===== Records =====
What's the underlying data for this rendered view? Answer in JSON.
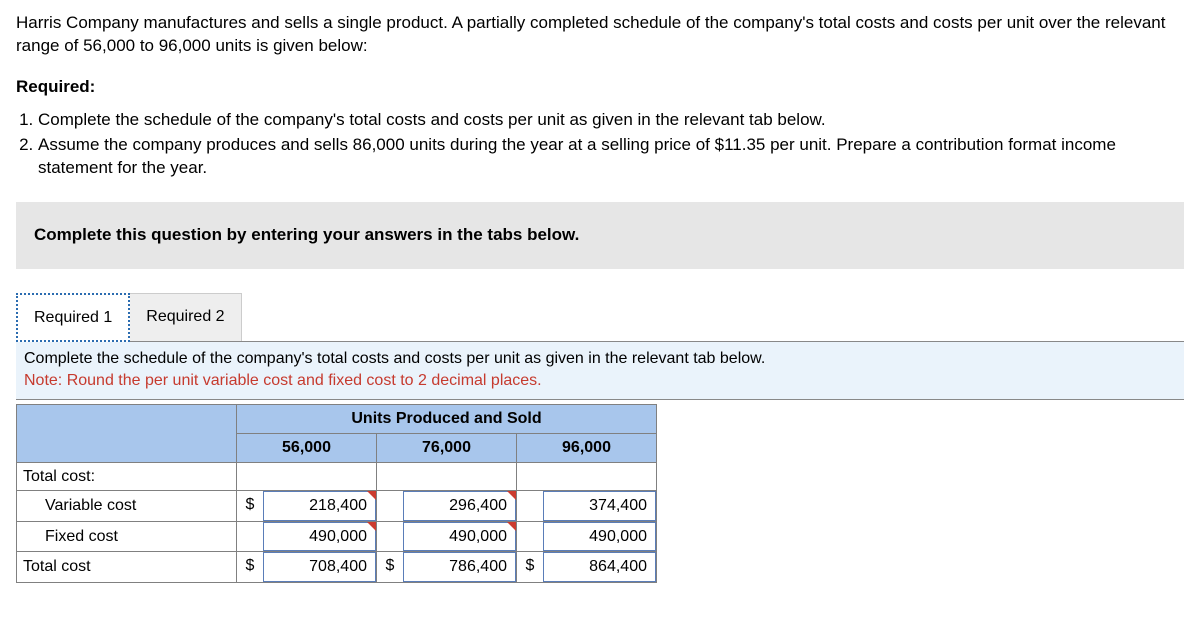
{
  "intro": "Harris Company manufactures and sells a single product. A partially completed schedule of the company's total costs and costs per unit over the relevant range of 56,000 to 96,000 units is given below:",
  "required_label": "Required:",
  "requirements": [
    "Complete the schedule of the company's total costs and costs per unit as given in the relevant tab below.",
    "Assume the company produces and sells 86,000 units during the year at a selling price of $11.35 per unit. Prepare a contribution format income statement for the year."
  ],
  "instruction_bar": "Complete this question by entering your answers in the tabs below.",
  "tabs": {
    "t1": "Required 1",
    "t2": "Required 2"
  },
  "panel": {
    "line1": "Complete the schedule of the company's total costs and costs per unit as given in the relevant tab below.",
    "note": "Note: Round the per unit variable cost and fixed cost to 2 decimal places."
  },
  "table": {
    "group_header": "Units Produced and Sold",
    "cols": {
      "c1": "56,000",
      "c2": "76,000",
      "c3": "96,000"
    },
    "rows": {
      "total_cost_header": "Total cost:",
      "variable": {
        "label": "Variable cost",
        "cur1": "$",
        "v1": "218,400",
        "cur2": "",
        "v2": "296,400",
        "cur3": "",
        "v3": "374,400"
      },
      "fixed": {
        "label": "Fixed cost",
        "cur1": "",
        "v1": "490,000",
        "cur2": "",
        "v2": "490,000",
        "cur3": "",
        "v3": "490,000"
      },
      "total": {
        "label": "Total cost",
        "cur1": "$",
        "v1": "708,400",
        "cur2": "$",
        "v2": "786,400",
        "cur3": "$",
        "v3": "864,400"
      }
    }
  },
  "style": {
    "header_bg": "#a8c6ec",
    "panel_bg": "#eaf3fb",
    "note_color": "#c63a2e",
    "tick_color": "#cc3b2e",
    "cell_border": "#808080",
    "input_border": "#5a7db8",
    "instruction_bg": "#e6e6e6",
    "tab_active_border": "#2b6cb0",
    "tab_inactive_bg": "#eeeeee"
  }
}
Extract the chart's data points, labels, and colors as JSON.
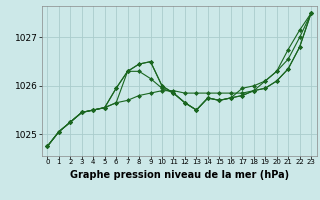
{
  "background_color": "#cce8e8",
  "grid_color": "#aacccc",
  "line_color": "#1a6620",
  "marker_color": "#1a6620",
  "xlabel": "Graphe pression niveau de la mer (hPa)",
  "xlabel_fontsize": 7,
  "xlim": [
    -0.5,
    23.5
  ],
  "ylim": [
    1024.55,
    1027.65
  ],
  "yticks": [
    1025,
    1026,
    1027
  ],
  "xticks": [
    0,
    1,
    2,
    3,
    4,
    5,
    6,
    7,
    8,
    9,
    10,
    11,
    12,
    13,
    14,
    15,
    16,
    17,
    18,
    19,
    20,
    21,
    22,
    23
  ],
  "series": [
    [
      1024.75,
      1025.05,
      1025.25,
      1025.45,
      1025.5,
      1025.55,
      1025.65,
      1025.7,
      1025.8,
      1025.85,
      1025.9,
      1025.9,
      1025.85,
      1025.85,
      1025.85,
      1025.85,
      1025.85,
      1025.85,
      1025.9,
      1025.95,
      1026.1,
      1026.35,
      1026.8,
      1027.5
    ],
    [
      1024.75,
      1025.05,
      1025.25,
      1025.45,
      1025.5,
      1025.55,
      1025.65,
      1026.3,
      1026.45,
      1026.5,
      1026.0,
      1025.85,
      1025.65,
      1025.5,
      1025.75,
      1025.7,
      1025.75,
      1025.8,
      1025.9,
      1025.95,
      1026.1,
      1026.35,
      1026.8,
      1027.5
    ],
    [
      1024.75,
      1025.05,
      1025.25,
      1025.45,
      1025.5,
      1025.55,
      1025.95,
      1026.3,
      1026.45,
      1026.5,
      1026.0,
      1025.85,
      1025.65,
      1025.5,
      1025.75,
      1025.7,
      1025.75,
      1025.8,
      1025.9,
      1026.1,
      1026.3,
      1026.75,
      1027.15,
      1027.5
    ],
    [
      1024.75,
      1025.05,
      1025.25,
      1025.45,
      1025.5,
      1025.55,
      1025.95,
      1026.3,
      1026.3,
      1026.15,
      1025.95,
      1025.85,
      1025.65,
      1025.5,
      1025.75,
      1025.7,
      1025.75,
      1025.95,
      1026.0,
      1026.1,
      1026.3,
      1026.55,
      1027.0,
      1027.5
    ]
  ]
}
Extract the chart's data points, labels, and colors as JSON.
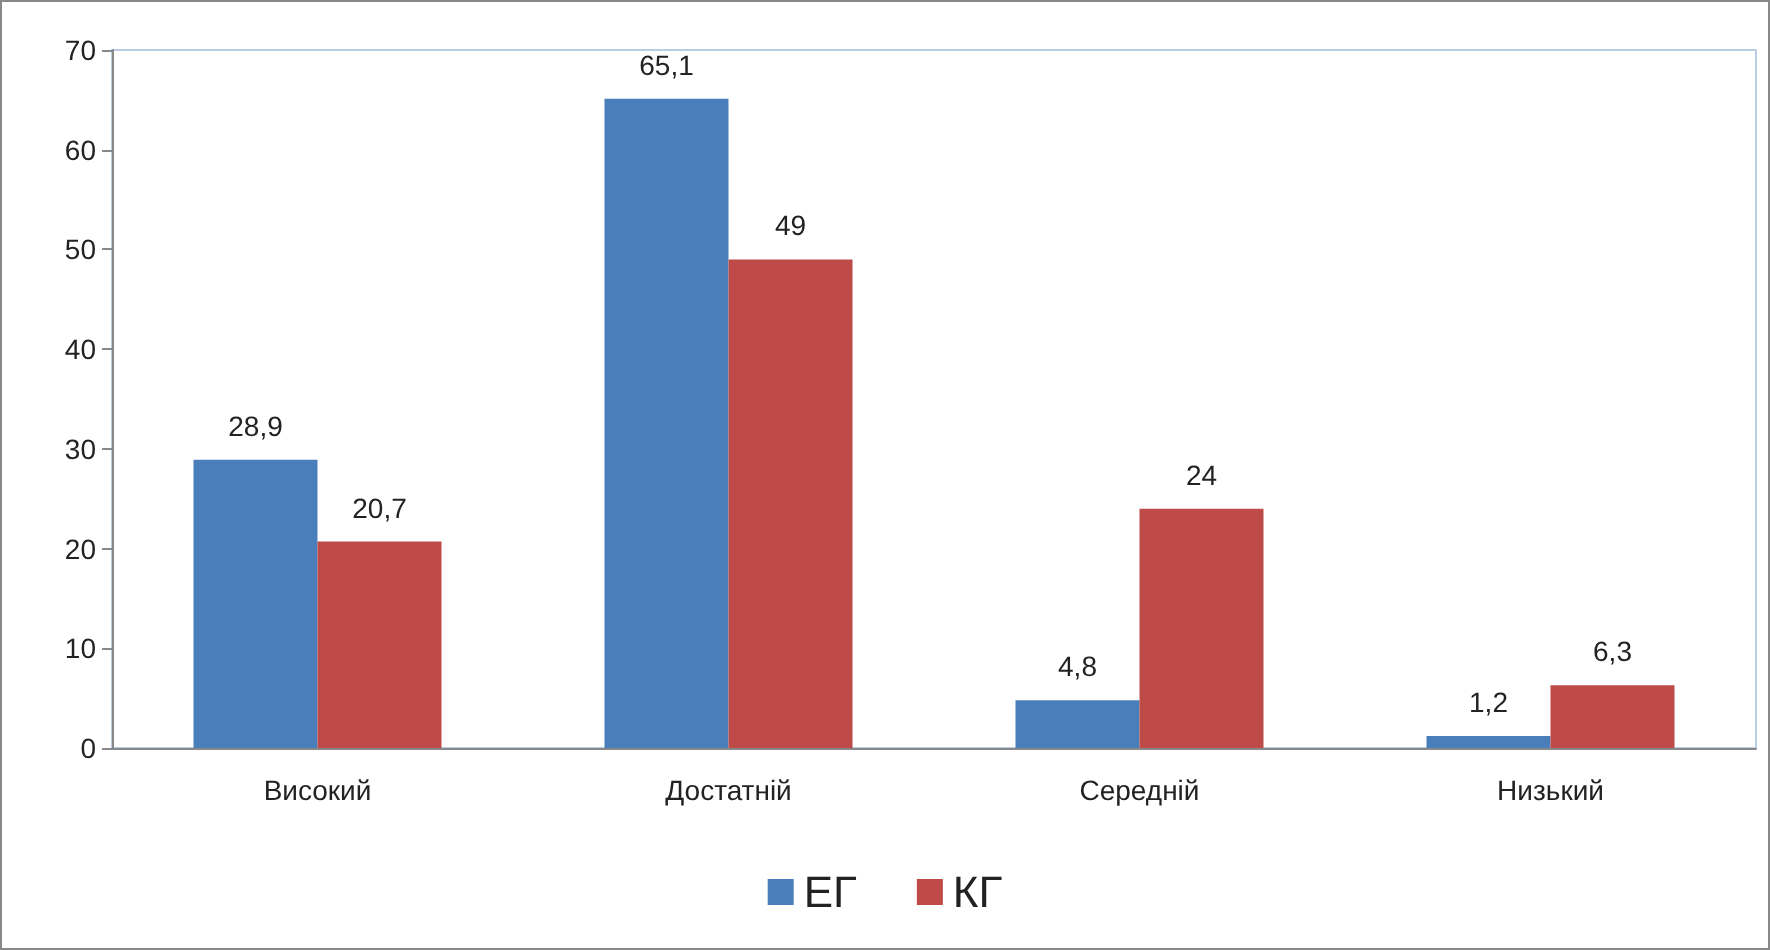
{
  "chart_data": {
    "type": "bar",
    "categories": [
      "Високий",
      "Достатній",
      "Середній",
      "Низький"
    ],
    "series": [
      {
        "name": "ЕГ",
        "color": "#4a7ebb",
        "values": [
          28.9,
          65.1,
          4.8,
          1.2
        ],
        "value_labels": [
          "28,9",
          "65,1",
          "4,8",
          "1,2"
        ]
      },
      {
        "name": "КГ",
        "color": "#be4b48",
        "values": [
          20.7,
          49,
          24,
          6.3
        ],
        "value_labels": [
          "20,7",
          "49",
          "24",
          "6,3"
        ]
      }
    ],
    "ylim": [
      0,
      70
    ],
    "yticks": [
      0,
      10,
      20,
      30,
      40,
      50,
      60,
      70
    ],
    "grid": false,
    "legend": "bottom"
  }
}
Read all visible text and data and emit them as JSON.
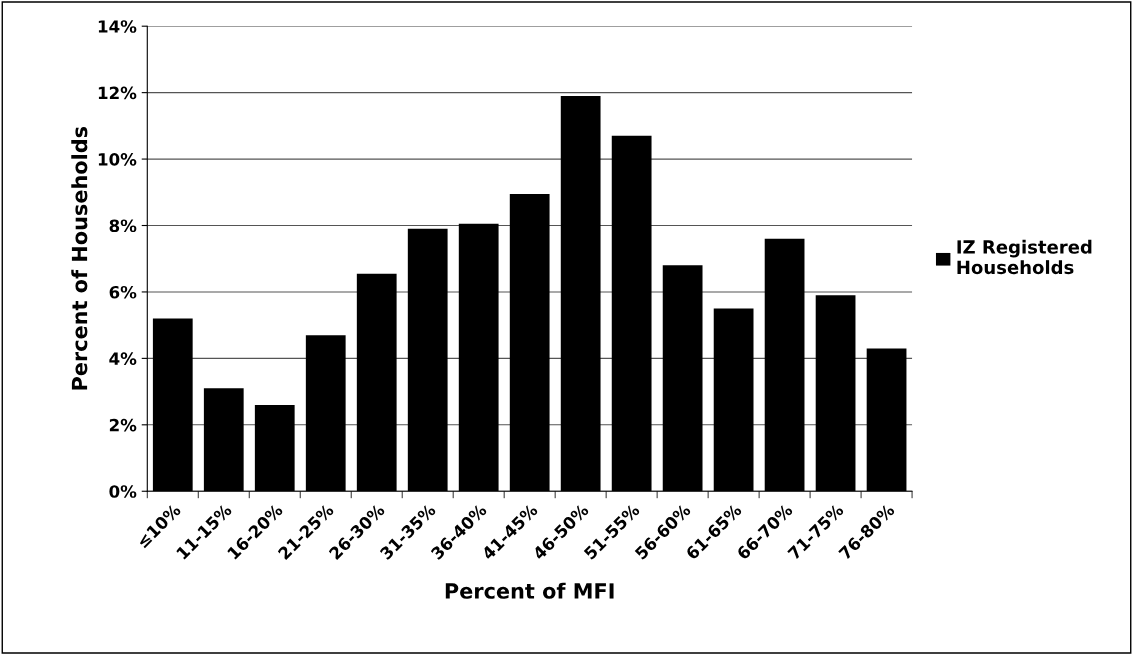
{
  "chart_data": {
    "type": "bar",
    "xlabel": "Percent of MFI",
    "ylabel": "Percent of Households",
    "categories": [
      "≤10%",
      "11-15%",
      "16-20%",
      "21-25%",
      "26-30%",
      "31-35%",
      "36-40%",
      "41-45%",
      "46-50%",
      "51-55%",
      "56-60%",
      "61-65%",
      "66-70%",
      "71-75%",
      "76-80%"
    ],
    "series": [
      {
        "name": "IZ Registered Households",
        "color": "#000000",
        "values": [
          5.2,
          3.1,
          2.6,
          4.7,
          6.55,
          7.9,
          8.05,
          8.95,
          11.9,
          10.7,
          6.8,
          5.5,
          7.6,
          5.9,
          4.3
        ]
      }
    ],
    "ylim": [
      0,
      14
    ],
    "yticks": [
      {
        "value": 0,
        "label": "0%"
      },
      {
        "value": 2,
        "label": "2%"
      },
      {
        "value": 4,
        "label": "4%"
      },
      {
        "value": 6,
        "label": "6%"
      },
      {
        "value": 8,
        "label": "8%"
      },
      {
        "value": 10,
        "label": "10%"
      },
      {
        "value": 12,
        "label": "12%"
      },
      {
        "value": 14,
        "label": "14%"
      }
    ],
    "grid": "y",
    "legend": "right"
  }
}
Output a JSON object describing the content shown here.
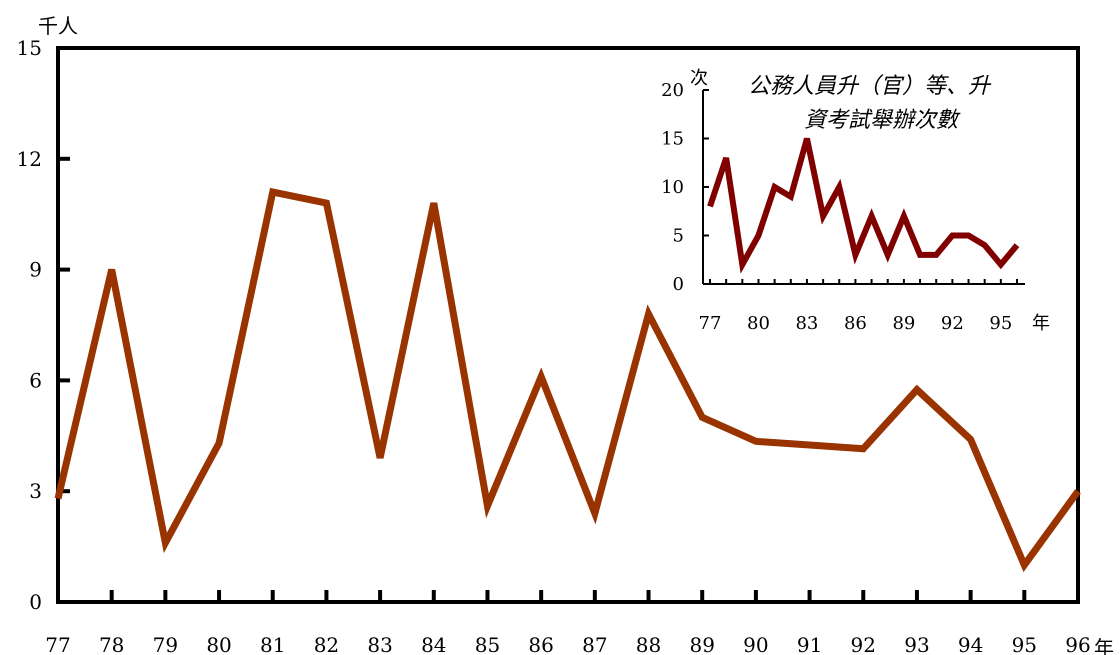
{
  "chart_data": [
    {
      "type": "line",
      "y_unit": "千人",
      "x_unit": "年",
      "x": [
        "77",
        "78",
        "79",
        "80",
        "81",
        "82",
        "83",
        "84",
        "85",
        "86",
        "87",
        "88",
        "89",
        "90",
        "91",
        "92",
        "93",
        "94",
        "95",
        "96"
      ],
      "series": [
        {
          "values": [
            2.8,
            9.0,
            1.6,
            4.3,
            11.1,
            10.8,
            3.9,
            10.8,
            2.6,
            6.1,
            2.4,
            7.8,
            5.0,
            4.35,
            4.25,
            4.15,
            5.75,
            4.4,
            1.0,
            3.0
          ]
        }
      ],
      "yticks": [
        "0",
        "3",
        "6",
        "9",
        "12",
        "15"
      ],
      "ylim": [
        0,
        15
      ],
      "color": "#993300",
      "grid": false
    },
    {
      "type": "line",
      "title_lines": [
        "公務人員升（官）等、升",
        "資考試舉辦次數"
      ],
      "y_unit": "次",
      "x_unit": "年",
      "xticks": [
        "77",
        "80",
        "83",
        "86",
        "89",
        "92",
        "95"
      ],
      "x": [
        77,
        78,
        79,
        80,
        81,
        82,
        83,
        84,
        85,
        86,
        87,
        88,
        89,
        90,
        91,
        92,
        93,
        94,
        95,
        96
      ],
      "series": [
        {
          "values": [
            8,
            13,
            2,
            5,
            10,
            9,
            15,
            7,
            10,
            3,
            7,
            3,
            7,
            3,
            3,
            5,
            5,
            4,
            2,
            4
          ]
        }
      ],
      "yticks": [
        "0",
        "5",
        "10",
        "15",
        "20"
      ],
      "ylim": [
        0,
        20
      ],
      "color": "#800000",
      "grid": false
    }
  ]
}
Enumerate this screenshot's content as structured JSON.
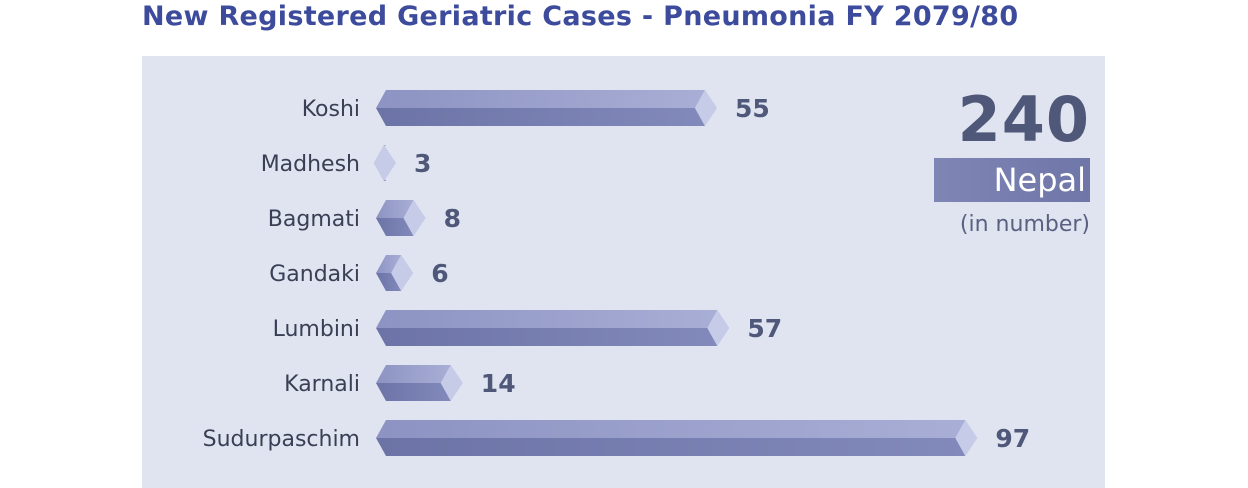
=====
### Goal of the exercise
Copy all lines above containing the string "Percent".

### Task result
    "xlabel": "Percent of MFI",
    "ylabel": "Percent of Households",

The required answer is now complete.